____ GIVEN ENTRIES

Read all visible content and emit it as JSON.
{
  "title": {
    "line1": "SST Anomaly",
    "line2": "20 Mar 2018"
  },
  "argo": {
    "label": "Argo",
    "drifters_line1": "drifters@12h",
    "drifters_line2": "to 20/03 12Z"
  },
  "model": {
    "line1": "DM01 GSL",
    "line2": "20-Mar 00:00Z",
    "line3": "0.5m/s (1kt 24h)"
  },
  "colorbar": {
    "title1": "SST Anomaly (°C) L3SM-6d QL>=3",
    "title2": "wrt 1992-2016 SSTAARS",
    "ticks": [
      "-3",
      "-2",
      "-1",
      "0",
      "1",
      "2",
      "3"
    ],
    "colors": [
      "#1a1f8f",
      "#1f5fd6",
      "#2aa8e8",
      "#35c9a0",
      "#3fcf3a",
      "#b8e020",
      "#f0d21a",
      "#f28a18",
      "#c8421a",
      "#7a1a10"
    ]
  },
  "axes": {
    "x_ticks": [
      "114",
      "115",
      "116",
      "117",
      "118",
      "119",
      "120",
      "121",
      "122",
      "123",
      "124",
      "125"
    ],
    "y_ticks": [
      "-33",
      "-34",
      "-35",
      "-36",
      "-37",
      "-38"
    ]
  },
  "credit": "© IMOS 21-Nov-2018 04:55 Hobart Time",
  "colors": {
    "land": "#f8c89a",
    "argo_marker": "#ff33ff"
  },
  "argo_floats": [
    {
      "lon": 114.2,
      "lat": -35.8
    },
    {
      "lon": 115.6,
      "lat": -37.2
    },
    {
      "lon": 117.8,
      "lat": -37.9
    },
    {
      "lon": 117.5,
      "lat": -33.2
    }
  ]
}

________

# PROBLEM REQUIREMENTS
Go through the records and print each one exactly.

# SOLUTION TO THE EXERCISE
Read all visible content and emit it as JSON.
{
  "title": {
    "line1": "SST Anomaly",
    "line2": "20 Mar 2018"
  },
  "argo": {
    "label": "Argo",
    "drifters_line1": "drifters@12h",
    "drifters_line2": "to 20/03 12Z"
  },
  "model": {
    "line1": "DM01 GSL",
    "line2": "20-Mar 00:00Z",
    "line3": "0.5m/s (1kt 24h)"
  },
  "colorbar": {
    "title1": "SST Anomaly (°C) L3SM-6d QL>=3",
    "title2": "wrt 1992-2016 SSTAARS",
    "ticks": [
      "-3",
      "-2",
      "-1",
      "0",
      "1",
      "2",
      "3"
    ],
    "colors": [
      "#1a1f8f",
      "#1f5fd6",
      "#2aa8e8",
      "#35c9a0",
      "#3fcf3a",
      "#b8e020",
      "#f0d21a",
      "#f28a18",
      "#c8421a",
      "#7a1a10"
    ]
  },
  "axes": {
    "x_ticks": [
      "114",
      "115",
      "116",
      "117",
      "118",
      "119",
      "120",
      "121",
      "122",
      "123",
      "124",
      "125"
    ],
    "y_ticks": [
      "-33",
      "-34",
      "-35",
      "-36",
      "-37",
      "-38"
    ]
  },
  "credit": "© IMOS 21-Nov-2018 04:55 Hobart Time",
  "colors": {
    "land": "#f8c89a",
    "argo_marker": "#ff33ff"
  },
  "argo_floats": [
    {
      "lon": 114.2,
      "lat": -35.8
    },
    {
      "lon": 115.6,
      "lat": -37.2
    },
    {
      "lon": 117.8,
      "lat": -37.9
    },
    {
      "lon": 117.5,
      "lat": -33.2
    }
  ]
}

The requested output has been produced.